> [Written request] Return the entries below in their exact form, leaving the pictures out.

> [Exercise input]
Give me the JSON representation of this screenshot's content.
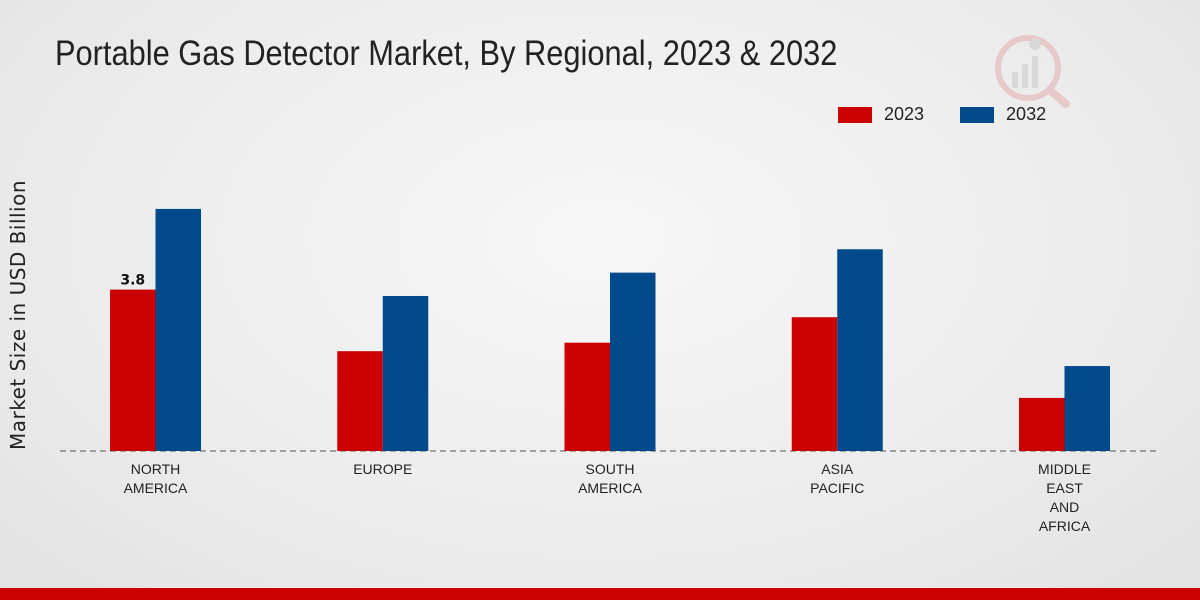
{
  "chart_data": {
    "type": "bar",
    "title": "Portable Gas Detector Market, By Regional, 2023 & 2032",
    "xlabel": "",
    "ylabel": "Market Size in USD Billion",
    "categories": [
      [
        "NORTH",
        "AMERICA"
      ],
      [
        "EUROPE"
      ],
      [
        "SOUTH",
        "AMERICA"
      ],
      [
        "ASIA",
        "PACIFIC"
      ],
      [
        "MIDDLE",
        "EAST",
        "AND",
        "AFRICA"
      ]
    ],
    "series": [
      {
        "name": "2023",
        "color": "#cc0000",
        "values": [
          3.8,
          2.35,
          2.55,
          3.15,
          1.25
        ]
      },
      {
        "name": "2032",
        "color": "#004a8c",
        "values": [
          5.7,
          3.65,
          4.2,
          4.75,
          2.0
        ]
      }
    ],
    "data_labels": [
      {
        "series": 0,
        "index": 0,
        "text": "3.8"
      }
    ],
    "ylim": [
      0,
      8.5
    ],
    "grid": false,
    "legend_position": "top-right"
  }
}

> [Written response]
Give me the JSON representation of this screenshot's content.
{
  "chart_data": {
    "type": "bar",
    "title": "Portable Gas Detector Market, By Regional, 2023 & 2032",
    "xlabel": "",
    "ylabel": "Market Size in USD Billion",
    "categories": [
      [
        "NORTH",
        "AMERICA"
      ],
      [
        "EUROPE"
      ],
      [
        "SOUTH",
        "AMERICA"
      ],
      [
        "ASIA",
        "PACIFIC"
      ],
      [
        "MIDDLE",
        "EAST",
        "AND",
        "AFRICA"
      ]
    ],
    "series": [
      {
        "name": "2023",
        "color": "#cc0000",
        "values": [
          3.8,
          2.35,
          2.55,
          3.15,
          1.25
        ]
      },
      {
        "name": "2032",
        "color": "#004a8c",
        "values": [
          5.7,
          3.65,
          4.2,
          4.75,
          2.0
        ]
      }
    ],
    "data_labels": [
      {
        "series": 0,
        "index": 0,
        "text": "3.8"
      }
    ],
    "ylim": [
      0,
      8.5
    ],
    "grid": false,
    "legend_position": "top-right"
  }
}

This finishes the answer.